§ **Task material**:

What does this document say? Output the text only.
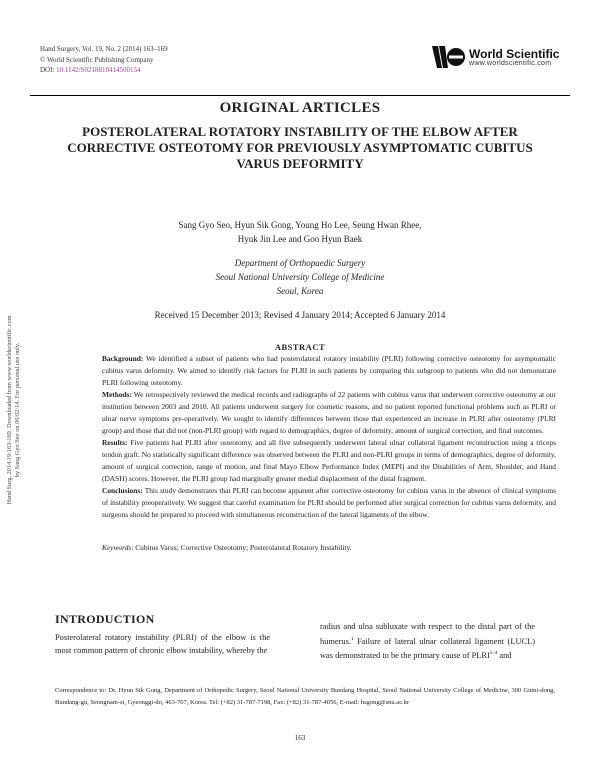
Hand Surgery, Vol. 19, No. 2 (2014) 163–169
© World Scientific Publishing Company
DOI: 10.1142/S0218810414500154
World Scientific
www.worldscientific.com
Hand Surg. 2014.19:163-169. Downloaded from www.worldscientific.com by Sang Gyo Seo on 06/02/14. For personal use only.
ORIGINAL ARTICLES
POSTEROLATERAL ROTATORY INSTABILITY OF THE ELBOW AFTER CORRECTIVE OSTEOTOMY FOR PREVIOUSLY ASYMPTOMATIC CUBITUS VARUS DEFORMITY
Sang Gyo Seo, Hyun Sik Gong, Young Ho Lee, Seung Hwan Rhee,
Hyuk Jin Lee and Goo Hyun Baek
Department of Orthopaedic Surgery
Seoul National University College of Medicine
Seoul, Korea
Received 15 December 2013; Revised 4 January 2014; Accepted 6 January 2014
ABSTRACT

Background: We identified a subset of patients who had posterolateral rotatory instability (PLRI) following corrective osteotomy for asymptomatic cubitus varus deformity. We aimed to identify risk factors for PLRI in such patients by comparing this subgroup to patients who did not demonstrate PLRI following osteotomy.

Methods: We retrospectively reviewed the medical records and radiographs of 22 patients with cubitus varus that underwent corrective osteotomy at our institution between 2003 and 2010. All patients underwent surgery for cosmetic reasons, and no patient reported functional problems such as PLRI or ulnar nerve symptoms pre-operatively. We sought to identify differences between those that experienced an increase in PLRI after osteotomy (PLRI group) and those that did not (non-PLRI group) with regard to demographics, degree of deformity, amount of surgical correction, and final outcomes.

Results: Five patients had PLRI after osteotomy, and all five subsequently underwent lateral ulnar collateral ligament reconstruction using a triceps tendon graft. No statistically significant difference was observed between the PLRI and non-PLRI groups in terms of demographics, degree of deformity, amount of surgical correction, range of motion, and final Mayo Elbow Performance Index (MEPI) and the Disabilities of Arm, Shoulder, and Hand (DASH) scores. However, the PLRI group had marginally greater medial displacement of the distal fragment.

Conclusions: This study demonstrates that PLRI can become apparent after corrective osteotomy for cubitus varus in the absence of clinical symptoms of instability preoperatively. We suggest that careful examination for PLRI should be performed after surgical correction for cubitus varus deformity, and surgeons should be prepared to proceed with simultaneous reconstruction of the lateral ligaments of the elbow.

Keywords: Cubitus Varus; Corrective Osteotomy; Posterolateral Rotatory Instability.
INTRODUCTION
Posterolateral rotatory instability (PLRI) of the elbow is the most common pattern of chronic elbow instability, whereby the
radius and ulna subluxate with respect to the distal part of the humerus.$^1$ Failure of lateral ulnar collateral ligament (LUCL) was demonstrated to be the primary cause of PLRI$^{2-4}$ and
Correspondence to: Dr. Hyun Sik Gong, Department of Orthopedic Surgery, Seoul National University Bundang Hospital, Seoul National University College of Medicine, 300 Gumi-dong, Bundang-gu, Seongnam-si, Gyeonggi-do, 463-707, Korea. Tel: (+82) 31-787-7198, Fax: (+82) 31-787-4056, E-mail: hsgong@snu.ac.kr
163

§ **Task**: Tell how many lines of the data include the word "Hyun", without any other words.

§ **Solved problem**: 3